§ Objective:
Give the material once more, word for word, without any images.

Data excerpts
* * *

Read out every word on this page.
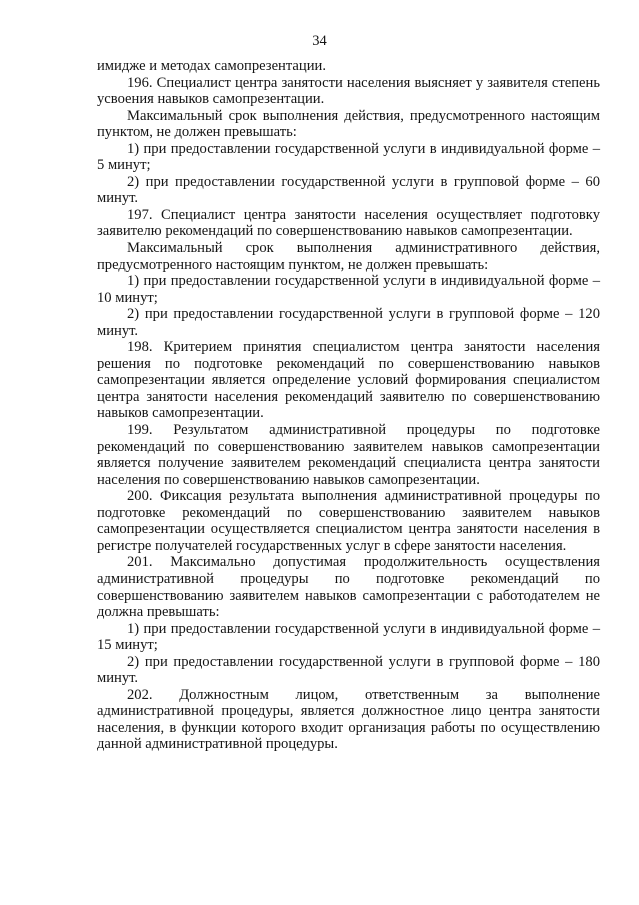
34

имидже и методах самопрезентации.

196. Специалист центра занятости населения выясняет у заявителя степень усвоения навыков самопрезентации.

Максимальный срок выполнения действия, предусмотренного настоящим пунктом, не должен превышать:

1) при предоставлении государственной услуги в индивидуальной форме – 5 минут;

2) при предоставлении государственной услуги в групповой форме – 60 минут.

197. Специалист центра занятости населения осуществляет подготовку заявителю рекомендаций по совершенствованию навыков самопрезентации.

Максимальный срок выполнения административного действия, предусмотренного настоящим пунктом, не должен превышать:

1) при предоставлении государственной услуги в индивидуальной форме – 10 минут;

2) при предоставлении государственной услуги в групповой форме – 120 минут.

198. Критерием принятия специалистом центра занятости населения решения по подготовке рекомендаций по совершенствованию навыков самопрезентации является определение условий формирования специалистом центра занятости населения рекомендаций заявителю по совершенствованию навыков самопрезентации.

199. Результатом административной процедуры по подготовке рекомендаций по совершенствованию заявителем навыков самопрезентации является получение заявителем рекомендаций специалиста центра занятости населения по совершенствованию навыков самопрезентации.

200. Фиксация результата выполнения административной процедуры по подготовке рекомендаций по совершенствованию заявителем навыков самопрезентации осуществляется специалистом центра занятости населения в регистре получателей государственных услуг в сфере занятости населения.

201. Максимально допустимая продолжительность осуществления административной процедуры по подготовке рекомендаций по совершенствованию заявителем навыков самопрезентации с работодателем не должна превышать:

1) при предоставлении государственной услуги в индивидуальной форме – 15 минут;

2) при предоставлении государственной услуги в групповой форме – 180 минут.

202. Должностным лицом, ответственным за выполнение административной процедуры, является должностное лицо центра занятости населения, в функции которого входит организация работы по осуществлению данной административной процедуры.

* * *

§ Reply:
Read out every word on this page.
34

имидже и методах самопрезентации.

196. Специалист центра занятости населения выясняет у заявителя степень усвоения навыков самопрезентации.

Максимальный срок выполнения действия, предусмотренного настоящим пунктом, не должен превышать:

1) при предоставлении государственной услуги в индивидуальной форме – 5 минут;

2) при предоставлении государственной услуги в групповой форме – 60 минут.

197. Специалист центра занятости населения осуществляет подготовку заявителю рекомендаций по совершенствованию навыков самопрезентации.

Максимальный срок выполнения административного действия, предусмотренного настоящим пунктом, не должен превышать:

1) при предоставлении государственной услуги в индивидуальной форме – 10 минут;

2) при предоставлении государственной услуги в групповой форме – 120 минут.

198. Критерием принятия специалистом центра занятости населения решения по подготовке рекомендаций по совершенствованию навыков самопрезентации является определение условий формирования специалистом центра занятости населения рекомендаций заявителю по совершенствованию навыков самопрезентации.

199. Результатом административной процедуры по подготовке рекомендаций по совершенствованию заявителем навыков самопрезентации является получение заявителем рекомендаций специалиста центра занятости населения по совершенствованию навыков самопрезентации.

200. Фиксация результата выполнения административной процедуры по подготовке рекомендаций по совершенствованию заявителем навыков самопрезентации осуществляется специалистом центра занятости населения в регистре получателей государственных услуг в сфере занятости населения.

201. Максимально допустимая продолжительность осуществления административной процедуры по подготовке рекомендаций по совершенствованию заявителем навыков самопрезентации с работодателем не должна превышать:

1) при предоставлении государственной услуги в индивидуальной форме – 15 минут;

2) при предоставлении государственной услуги в групповой форме – 180 минут.

202. Должностным лицом, ответственным за выполнение административной процедуры, является должностное лицо центра занятости населения, в функции которого входит организация работы по осуществлению данной административной процедуры.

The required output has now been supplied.